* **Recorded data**
________________
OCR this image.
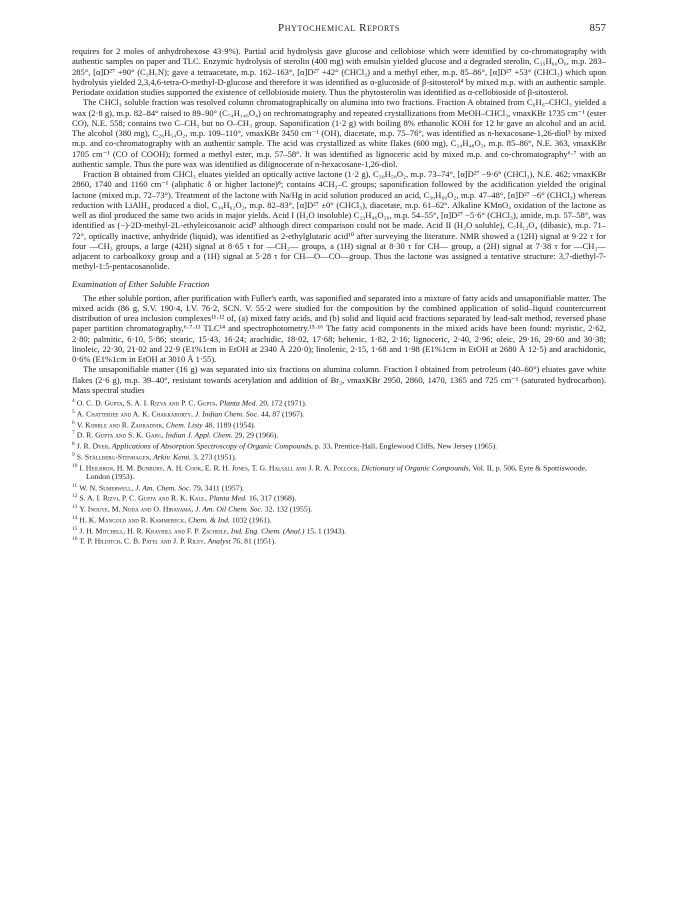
Phytochemical Reports	857

requires for 2 moles of anhydrohexose 43·9%). Partial acid hydrolysis gave glucose and cellobiose which were identified by co-chromatography with authentic samples on paper and TLC. Enzymic hydrolysis of sterolin (400 mg) with emulsin yielded glucose and a degraded sterolin, C₃₅H₆₀O₆, m.p. 283–285°, [α]D²⁷ +90° (C₅H₅N); gave a tetraacetate, m.p. 162–163°, [α]D²⁷ +42° (CHCl₃) and a methyl ether, m.p. 85–86°, [α]D²⁷ +53° (CHCl₃) which upon hydrolysis yielded 2,3,4,6-tetra-O-methyl-D-glucose and therefore it was identified as α-glucoside of β-sitosterol⁴ by mixed m.p. with an authentic sample. Periodate oxidation studies supported the existence of cellobioside moiety. Thus the phytosterolin was identified as α-cellobioside of β-sitosterol.

The CHCl₃ soluble fraction was resolved column chromatographically on alumina into two fractions. Fraction A obtained from C₆H₆–CHCl₃ yielded a wax (2·8 g), m.p. 82–84° raised to 89–90° (C₇₄H₁₄₆O₄) on rechromatography and repeated crystallizations from MeOH–CHCl₃, νmaxKBr 1735 cm⁻¹ (ester CO), N.E. 558; contains two C–CH₃ but no O–CH₃ group. Saponification (1·2 g) with boiling 8% ethanolic KOH for 12 hr gave an alcohol and an acid. The alcohol (380 mg), C₂₆H₅₄O₂, m.p. 109–110°, νmaxKBr 3450 cm⁻¹ (OH), diacetate, m.p. 75–76°, was identified as n-hexacosane-1,26-diol⁵ by mixed m.p. and co-chromatography with an authentic sample. The acid was crystallized as white flakes (600 mg), C₂₄H₄₈O₂, m.p. 85–86°, N.E. 363, νmaxKBr 1705 cm⁻¹ (CO of COOH); formed a methyl ester, m.p. 57–58°. It was identified as lignoceric acid by mixed m.p. and co-chromatography⁶·⁷ with an authentic sample. Thus the pure wax was identified as dilignocerate of n-hexacosane-1,26-diol.

Fraction B obtained from CHCl₃ eluates yielded an optically active lactone (1·2 g), C₃₀H₅₈O₂, m.p. 73–74°, [α]D²⁷ −9·6° (CHCl₃), N.E. 462; νmaxKBr 2860, 1740 and 1160 cm⁻¹ (aliphatic δ or higher lactone)⁸; contains 4CH₃–C groups; saponification followed by the acidification yielded the original lactone (mixed m.p. 72–73°). Treatment of the lactone with Na/Hg in acid solution produced an acid, C₃₀H₆₀O₂, m.p. 47–48°, [α]D²⁷ −6° (CHCl₃) whereas reduction with LiAlH₄ produced a diol, C₃₀H₆₂O₂, m.p. 82–83°, [α]D²⁷ ±0° (CHCl₃), diacetate, m.p. 61–62°. Alkaline KMnO₄ oxidation of the lactone as well as diol produced the same two acids in major yields. Acid I (H₂O insoluble) C₂₃H₄₆O₂₆, m.p. 54–55°, [α]D²⁷ −5·6° (CHCl₃), amide, m.p. 57–58°, was identified as (−)-2D-methyl-2L-ethyleicosanoic acid⁹ although direct comparison could not be made. Acid II (H₂O soluble), C₇H₁₂O₄ (dibasic), m.p. 71–72°, optically inactive, anhydride (liquid), was identified as 2-ethylglutaric acid¹⁰ after surveying the literature. NMR showed a (12H) signal at 9·22 τ for four —CH₃ groups, a large (42H) signal at 8·65 τ for —CH₂— groups, a (1H) signal at 8·30 τ for CH— group, a (2H) signal at 7·38 τ for —CH₂— adjacent to carboalkoxy group and a (1H) signal at 5·28 τ for CH—O—CO—group. Thus the lactone was assigned a tentative structure: 3,7-diethyl-7-methyl-1:5-pentacosanolide.

Examination of Ether Soluble Fraction

The ether soluble portion, after purification with Fuller's earth, was saponified and separated into a mixture of fatty acids and unsaponifiable matter. The mixed acids (86 g, S.V. 190·4, I.V. 76·2, SCN. V. 55·2 were studied for the composition by the combined application of solid–liquid countercurrent distribution of urea inclusion complexes¹¹·¹² of, (a) mixed fatty acids, and (b) solid and liquid acid fractions separated by lead-salt method, reversed phase paper partition chromatography,⁶·⁷·¹³ TLC¹⁴ and spectrophotometry.¹⁵·¹⁶ The fatty acid components in the mixed acids have been found: myristic, 2·62, 2·80; palmitic, 6·10, 5·86; stearic, 15·43, 16·24; arachidic, 18·02, 17·68; behenic, 1·82, 2·16; lignoceric, 2·40, 2·96; oleic, 29·16, 29·60 and 30·38; linoleic, 22·30, 21·02 and 22·9 (E1%1cm in EtOH at 2340 Å 220·0); linolenic, 2·15, 1·68 and 1·98 (E1%1cm in EtOH at 2680 Å 12·5) and arachidonic, 0·6% (E1%1cm in EtOH at 3010 Å 1·55).

The unsaponifiable matter (16 g) was separated into six fractions on alumina column. Fraction I obtained from petroleum (40–60°) eluates gave white flakes (2·6 g), m.p. 39–40°, resistant towards acetylation and addition of Br₂, νmaxKBr 2950, 2860, 1470, 1365 and 725 cm⁻¹ (saturated hydrocarbon). Mass spectral studies

$^4$ O. C. D. Gupta, S. A. I. Rizva and P. C. Gupta, Planta Med. 20, 172 (1971).
$^5$ A. Chatterjee and A. K. Chakraborty, J. Indian Chem. Soc. 44, 87 (1967).
$^6$ V. Kobrle and R. Zahradnik, Chem. Listy 48, 1189 (1954).
$^7$ D. R. Gupta and S. K. Garg, Indian J. Appl. Chem. 29, 29 (1966).
$^8$ J. R. Dyer, Applications of Absorption Spectroscopy of Organic Compounds, p. 33, Prentice-Hall, Englewood Cliffs, New Jersey (1965).
$^9$ S. Ställberg-Stenhagen, Arkiv. Kemi. 3, 273 (1951).
$^{10}$ I. Heilbron, H. M. Bunbury, A. H. Cook, E. R. H. Jones, T. G. Halsall and J. R. A. Pollock, Dictionary of Organic Compounds, Vol. II, p. 506, Eyre & Spottiswoode, London (1953).
$^{11}$ W. N. Sumerwell, J. Am. Chem. Soc. 79, 3411 (1957).
$^{12}$ S. A. I. Rizvi, P. C. Gupta and R. K. Kaul, Planta Med. 16, 317 (1968).
$^{13}$ Y. Inouye, M. Noda and O. Hirayama, J. Am. Oil Chem. Soc. 32, 132 (1955).
$^{14}$ H. K. Mangold and R. Kammereck, Chem. & Ind. 1032 (1961).
$^{15}$ J. H. Mitchell, H. R. Kraybill and F. P. Zscheile, Ind. Eng. Chem. (Anal.) 15, 1 (1943).
$^{16}$ T. P. Hilditch, C. B. Patel and J. P. Riley, Analyst 76, 81 (1951).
________________
* **YOUR TASK**
Reproduce each line exactly, please, except for any pictures.

* **RESPONSE TO THE EXERCISE**
OCR this image.
Phytochemical Reports	857

requires for 2 moles of anhydrohexose 43·9%). Partial acid hydrolysis gave glucose and cellobiose which were identified by co-chromatography with authentic samples on paper and TLC. Enzymic hydrolysis of sterolin (400 mg) with emulsin yielded glucose and a degraded sterolin, C₃₅H₆₀O₆, m.p. 283–285°, [α]D²⁷ +90° (C₅H₅N); gave a tetraacetate, m.p. 162–163°, [α]D²⁷ +42° (CHCl₃) and a methyl ether, m.p. 85–86°, [α]D²⁷ +53° (CHCl₃) which upon hydrolysis yielded 2,3,4,6-tetra-O-methyl-D-glucose and therefore it was identified as α-glucoside of β-sitosterol⁴ by mixed m.p. with an authentic sample. Periodate oxidation studies supported the existence of cellobioside moiety. Thus the phytosterolin was identified as α-cellobioside of β-sitosterol.

The CHCl₃ soluble fraction was resolved column chromatographically on alumina into two fractions. Fraction A obtained from C₆H₆–CHCl₃ yielded a wax (2·8 g), m.p. 82–84° raised to 89–90° (C₇₄H₁₄₆O₄) on rechromatography and repeated crystallizations from MeOH–CHCl₃, νmaxKBr 1735 cm⁻¹ (ester CO), N.E. 558; contains two C–CH₃ but no O–CH₃ group. Saponification (1·2 g) with boiling 8% ethanolic KOH for 12 hr gave an alcohol and an acid. The alcohol (380 mg), C₂₆H₅₄O₂, m.p. 109–110°, νmaxKBr 3450 cm⁻¹ (OH), diacetate, m.p. 75–76°, was identified as n-hexacosane-1,26-diol⁵ by mixed m.p. and co-chromatography with an authentic sample. The acid was crystallized as white flakes (600 mg), C₂₄H₄₈O₂, m.p. 85–86°, N.E. 363, νmaxKBr 1705 cm⁻¹ (CO of COOH); formed a methyl ester, m.p. 57–58°. It was identified as lignoceric acid by mixed m.p. and co-chromatography⁶·⁷ with an authentic sample. Thus the pure wax was identified as dilignocerate of n-hexacosane-1,26-diol.

Fraction B obtained from CHCl₃ eluates yielded an optically active lactone (1·2 g), C₃₀H₅₈O₂, m.p. 73–74°, [α]D²⁷ −9·6° (CHCl₃), N.E. 462; νmaxKBr 2860, 1740 and 1160 cm⁻¹ (aliphatic δ or higher lactone)⁸; contains 4CH₃–C groups; saponification followed by the acidification yielded the original lactone (mixed m.p. 72–73°). Treatment of the lactone with Na/Hg in acid solution produced an acid, C₃₀H₆₀O₂, m.p. 47–48°, [α]D²⁷ −6° (CHCl₃) whereas reduction with LiAlH₄ produced a diol, C₃₀H₆₂O₂, m.p. 82–83°, [α]D²⁷ ±0° (CHCl₃), diacetate, m.p. 61–62°. Alkaline KMnO₄ oxidation of the lactone as well as diol produced the same two acids in major yields. Acid I (H₂O insoluble) C₂₃H₄₆O₂₆, m.p. 54–55°, [α]D²⁷ −5·6° (CHCl₃), amide, m.p. 57–58°, was identified as (−)-2D-methyl-2L-ethyleicosanoic acid⁹ although direct comparison could not be made. Acid II (H₂O soluble), C₇H₁₂O₄ (dibasic), m.p. 71–72°, optically inactive, anhydride (liquid), was identified as 2-ethylglutaric acid¹⁰ after surveying the literature. NMR showed a (12H) signal at 9·22 τ for four —CH₃ groups, a large (42H) signal at 8·65 τ for —CH₂— groups, a (1H) signal at 8·30 τ for CH— group, a (2H) signal at 7·38 τ for —CH₂— adjacent to carboalkoxy group and a (1H) signal at 5·28 τ for CH—O—CO—group. Thus the lactone was assigned a tentative structure: 3,7-diethyl-7-methyl-1:5-pentacosanolide.

Examination of Ether Soluble Fraction

The ether soluble portion, after purification with Fuller's earth, was saponified and separated into a mixture of fatty acids and unsaponifiable matter. The mixed acids (86 g, S.V. 190·4, I.V. 76·2, SCN. V. 55·2 were studied for the composition by the combined application of solid–liquid countercurrent distribution of urea inclusion complexes¹¹·¹² of, (a) mixed fatty acids, and (b) solid and liquid acid fractions separated by lead-salt method, reversed phase paper partition chromatography,⁶·⁷·¹³ TLC¹⁴ and spectrophotometry.¹⁵·¹⁶ The fatty acid components in the mixed acids have been found: myristic, 2·62, 2·80; palmitic, 6·10, 5·86; stearic, 15·43, 16·24; arachidic, 18·02, 17·68; behenic, 1·82, 2·16; lignoceric, 2·40, 2·96; oleic, 29·16, 29·60 and 30·38; linoleic, 22·30, 21·02 and 22·9 (E1%1cm in EtOH at 2340 Å 220·0); linolenic, 2·15, 1·68 and 1·98 (E1%1cm in EtOH at 2680 Å 12·5) and arachidonic, 0·6% (E1%1cm in EtOH at 3010 Å 1·55).

The unsaponifiable matter (16 g) was separated into six fractions on alumina column. Fraction I obtained from petroleum (40–60°) eluates gave white flakes (2·6 g), m.p. 39–40°, resistant towards acetylation and addition of Br₂, νmaxKBr 2950, 2860, 1470, 1365 and 725 cm⁻¹ (saturated hydrocarbon). Mass spectral studies

$^4$ O. C. D. Gupta, S. A. I. Rizva and P. C. Gupta, Planta Med. 20, 172 (1971).
$^5$ A. Chatterjee and A. K. Chakraborty, J. Indian Chem. Soc. 44, 87 (1967).
$^6$ V. Kobrle and R. Zahradnik, Chem. Listy 48, 1189 (1954).
$^7$ D. R. Gupta and S. K. Garg, Indian J. Appl. Chem. 29, 29 (1966).
$^8$ J. R. Dyer, Applications of Absorption Spectroscopy of Organic Compounds, p. 33, Prentice-Hall, Englewood Cliffs, New Jersey (1965).
$^9$ S. Ställberg-Stenhagen, Arkiv. Kemi. 3, 273 (1951).
$^{10}$ I. Heilbron, H. M. Bunbury, A. H. Cook, E. R. H. Jones, T. G. Halsall and J. R. A. Pollock, Dictionary of Organic Compounds, Vol. II, p. 506, Eyre & Spottiswoode, London (1953).
$^{11}$ W. N. Sumerwell, J. Am. Chem. Soc. 79, 3411 (1957).
$^{12}$ S. A. I. Rizvi, P. C. Gupta and R. K. Kaul, Planta Med. 16, 317 (1968).
$^{13}$ Y. Inouye, M. Noda and O. Hirayama, J. Am. Oil Chem. Soc. 32, 132 (1955).
$^{14}$ H. K. Mangold and R. Kammereck, Chem. & Ind. 1032 (1961).
$^{15}$ J. H. Mitchell, H. R. Kraybill and F. P. Zscheile, Ind. Eng. Chem. (Anal.) 15, 1 (1943).
$^{16}$ T. P. Hilditch, C. B. Patel and J. P. Riley, Analyst 76, 81 (1951).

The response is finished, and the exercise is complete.